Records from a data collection
****
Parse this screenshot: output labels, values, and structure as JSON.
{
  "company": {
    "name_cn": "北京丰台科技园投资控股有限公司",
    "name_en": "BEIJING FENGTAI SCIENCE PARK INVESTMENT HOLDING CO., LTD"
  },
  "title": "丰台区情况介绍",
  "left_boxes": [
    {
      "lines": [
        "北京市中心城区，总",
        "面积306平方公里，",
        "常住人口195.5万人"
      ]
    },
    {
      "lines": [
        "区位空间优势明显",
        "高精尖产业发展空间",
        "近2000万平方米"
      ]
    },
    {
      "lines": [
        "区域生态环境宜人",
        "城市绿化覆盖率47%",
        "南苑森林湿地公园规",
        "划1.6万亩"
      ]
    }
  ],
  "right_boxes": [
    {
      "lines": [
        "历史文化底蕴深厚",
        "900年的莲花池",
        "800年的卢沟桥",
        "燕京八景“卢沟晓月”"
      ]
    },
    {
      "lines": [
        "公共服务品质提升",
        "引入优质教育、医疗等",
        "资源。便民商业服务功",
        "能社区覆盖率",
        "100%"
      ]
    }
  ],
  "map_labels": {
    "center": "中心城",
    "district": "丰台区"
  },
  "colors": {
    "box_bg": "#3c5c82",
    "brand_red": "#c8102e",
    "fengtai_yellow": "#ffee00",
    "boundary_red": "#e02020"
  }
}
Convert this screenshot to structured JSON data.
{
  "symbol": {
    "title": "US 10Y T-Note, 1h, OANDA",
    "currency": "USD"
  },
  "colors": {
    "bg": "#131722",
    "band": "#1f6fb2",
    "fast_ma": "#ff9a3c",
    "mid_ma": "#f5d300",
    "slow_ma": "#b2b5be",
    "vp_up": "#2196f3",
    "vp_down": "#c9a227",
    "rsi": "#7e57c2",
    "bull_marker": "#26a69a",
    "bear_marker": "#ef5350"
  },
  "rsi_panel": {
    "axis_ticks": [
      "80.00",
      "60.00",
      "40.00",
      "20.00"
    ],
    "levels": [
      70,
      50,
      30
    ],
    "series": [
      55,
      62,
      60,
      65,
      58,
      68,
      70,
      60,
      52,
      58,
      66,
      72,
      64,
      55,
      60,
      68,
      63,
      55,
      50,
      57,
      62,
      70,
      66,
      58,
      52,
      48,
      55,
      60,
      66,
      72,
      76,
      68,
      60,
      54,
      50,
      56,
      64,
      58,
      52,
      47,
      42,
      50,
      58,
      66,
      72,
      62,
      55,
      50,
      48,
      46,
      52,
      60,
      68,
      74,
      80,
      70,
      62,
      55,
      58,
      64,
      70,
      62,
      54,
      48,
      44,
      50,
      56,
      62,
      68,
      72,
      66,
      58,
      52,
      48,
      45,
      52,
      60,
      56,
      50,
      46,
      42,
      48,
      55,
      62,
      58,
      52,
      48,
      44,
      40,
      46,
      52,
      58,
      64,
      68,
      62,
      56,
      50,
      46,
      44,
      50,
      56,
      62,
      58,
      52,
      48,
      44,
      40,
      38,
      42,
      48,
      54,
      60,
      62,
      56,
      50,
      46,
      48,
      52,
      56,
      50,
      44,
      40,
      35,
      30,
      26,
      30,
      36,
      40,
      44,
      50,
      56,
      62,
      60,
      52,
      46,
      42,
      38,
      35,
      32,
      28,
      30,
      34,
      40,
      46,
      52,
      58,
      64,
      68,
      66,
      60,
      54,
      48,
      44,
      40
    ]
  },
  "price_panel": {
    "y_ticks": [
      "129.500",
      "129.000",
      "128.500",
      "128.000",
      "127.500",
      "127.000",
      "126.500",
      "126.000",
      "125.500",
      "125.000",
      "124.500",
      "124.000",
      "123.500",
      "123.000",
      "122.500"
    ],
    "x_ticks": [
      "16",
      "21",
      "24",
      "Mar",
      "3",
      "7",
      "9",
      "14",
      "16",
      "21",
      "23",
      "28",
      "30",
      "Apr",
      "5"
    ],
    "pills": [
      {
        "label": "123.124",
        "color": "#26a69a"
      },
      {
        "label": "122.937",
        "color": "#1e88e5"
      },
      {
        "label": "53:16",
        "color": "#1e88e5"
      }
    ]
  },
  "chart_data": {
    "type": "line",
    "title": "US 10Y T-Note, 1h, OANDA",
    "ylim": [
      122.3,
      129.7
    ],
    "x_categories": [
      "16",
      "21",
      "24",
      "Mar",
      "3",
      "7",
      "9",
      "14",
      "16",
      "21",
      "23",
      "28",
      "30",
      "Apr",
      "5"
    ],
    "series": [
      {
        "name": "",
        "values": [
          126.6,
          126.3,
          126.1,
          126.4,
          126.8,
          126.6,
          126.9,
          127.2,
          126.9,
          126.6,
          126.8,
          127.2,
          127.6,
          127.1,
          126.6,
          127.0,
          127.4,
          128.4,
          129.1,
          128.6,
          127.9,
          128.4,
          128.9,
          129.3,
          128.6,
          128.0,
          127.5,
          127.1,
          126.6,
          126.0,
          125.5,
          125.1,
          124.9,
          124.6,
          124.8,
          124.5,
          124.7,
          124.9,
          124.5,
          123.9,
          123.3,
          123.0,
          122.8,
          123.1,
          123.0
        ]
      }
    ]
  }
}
****
__Aim of the task__:
Write out the complete set of records exactly as given.

__Answer to the exercise__:
Parse this screenshot: output labels, values, and structure as JSON.
{
  "company": {
    "name_cn": "北京丰台科技园投资控股有限公司",
    "name_en": "BEIJING FENGTAI SCIENCE PARK INVESTMENT HOLDING CO., LTD"
  },
  "title": "丰台区情况介绍",
  "left_boxes": [
    {
      "lines": [
        "北京市中心城区，总",
        "面积306平方公里，",
        "常住人口195.5万人"
      ]
    },
    {
      "lines": [
        "区位空间优势明显",
        "高精尖产业发展空间",
        "近2000万平方米"
      ]
    },
    {
      "lines": [
        "区域生态环境宜人",
        "城市绿化覆盖率47%",
        "南苑森林湿地公园规",
        "划1.6万亩"
      ]
    }
  ],
  "right_boxes": [
    {
      "lines": [
        "历史文化底蕴深厚",
        "900年的莲花池",
        "800年的卢沟桥",
        "燕京八景“卢沟晓月”"
      ]
    },
    {
      "lines": [
        "公共服务品质提升",
        "引入优质教育、医疗等",
        "资源。便民商业服务功",
        "能社区覆盖率",
        "100%"
      ]
    }
  ],
  "map_labels": {
    "center": "中心城",
    "district": "丰台区"
  },
  "colors": {
    "box_bg": "#3c5c82",
    "brand_red": "#c8102e",
    "fengtai_yellow": "#ffee00",
    "boundary_red": "#e02020"
  }
}
Convert this screenshot to structured JSON data.
{
  "symbol": {
    "title": "US 10Y T-Note, 1h, OANDA",
    "currency": "USD"
  },
  "colors": {
    "bg": "#131722",
    "band": "#1f6fb2",
    "fast_ma": "#ff9a3c",
    "mid_ma": "#f5d300",
    "slow_ma": "#b2b5be",
    "vp_up": "#2196f3",
    "vp_down": "#c9a227",
    "rsi": "#7e57c2",
    "bull_marker": "#26a69a",
    "bear_marker": "#ef5350"
  },
  "rsi_panel": {
    "axis_ticks": [
      "80.00",
      "60.00",
      "40.00",
      "20.00"
    ],
    "levels": [
      70,
      50,
      30
    ],
    "series": [
      55,
      62,
      60,
      65,
      58,
      68,
      70,
      60,
      52,
      58,
      66,
      72,
      64,
      55,
      60,
      68,
      63,
      55,
      50,
      57,
      62,
      70,
      66,
      58,
      52,
      48,
      55,
      60,
      66,
      72,
      76,
      68,
      60,
      54,
      50,
      56,
      64,
      58,
      52,
      47,
      42,
      50,
      58,
      66,
      72,
      62,
      55,
      50,
      48,
      46,
      52,
      60,
      68,
      74,
      80,
      70,
      62,
      55,
      58,
      64,
      70,
      62,
      54,
      48,
      44,
      50,
      56,
      62,
      68,
      72,
      66,
      58,
      52,
      48,
      45,
      52,
      60,
      56,
      50,
      46,
      42,
      48,
      55,
      62,
      58,
      52,
      48,
      44,
      40,
      46,
      52,
      58,
      64,
      68,
      62,
      56,
      50,
      46,
      44,
      50,
      56,
      62,
      58,
      52,
      48,
      44,
      40,
      38,
      42,
      48,
      54,
      60,
      62,
      56,
      50,
      46,
      48,
      52,
      56,
      50,
      44,
      40,
      35,
      30,
      26,
      30,
      36,
      40,
      44,
      50,
      56,
      62,
      60,
      52,
      46,
      42,
      38,
      35,
      32,
      28,
      30,
      34,
      40,
      46,
      52,
      58,
      64,
      68,
      66,
      60,
      54,
      48,
      44,
      40
    ]
  },
  "price_panel": {
    "y_ticks": [
      "129.500",
      "129.000",
      "128.500",
      "128.000",
      "127.500",
      "127.000",
      "126.500",
      "126.000",
      "125.500",
      "125.000",
      "124.500",
      "124.000",
      "123.500",
      "123.000",
      "122.500"
    ],
    "x_ticks": [
      "16",
      "21",
      "24",
      "Mar",
      "3",
      "7",
      "9",
      "14",
      "16",
      "21",
      "23",
      "28",
      "30",
      "Apr",
      "5"
    ],
    "pills": [
      {
        "label": "123.124",
        "color": "#26a69a"
      },
      {
        "label": "122.937",
        "color": "#1e88e5"
      },
      {
        "label": "53:16",
        "color": "#1e88e5"
      }
    ]
  },
  "chart_data": {
    "type": "line",
    "title": "US 10Y T-Note, 1h, OANDA",
    "ylim": [
      122.3,
      129.7
    ],
    "x_categories": [
      "16",
      "21",
      "24",
      "Mar",
      "3",
      "7",
      "9",
      "14",
      "16",
      "21",
      "23",
      "28",
      "30",
      "Apr",
      "5"
    ],
    "series": [
      {
        "name": "",
        "values": [
          126.6,
          126.3,
          126.1,
          126.4,
          126.8,
          126.6,
          126.9,
          127.2,
          126.9,
          126.6,
          126.8,
          127.2,
          127.6,
          127.1,
          126.6,
          127.0,
          127.4,
          128.4,
          129.1,
          128.6,
          127.9,
          128.4,
          128.9,
          129.3,
          128.6,
          128.0,
          127.5,
          127.1,
          126.6,
          126.0,
          125.5,
          125.1,
          124.9,
          124.6,
          124.8,
          124.5,
          124.7,
          124.9,
          124.5,
          123.9,
          123.3,
          123.0,
          122.8,
          123.1,
          123.0
        ]
      }
    ]
  }
}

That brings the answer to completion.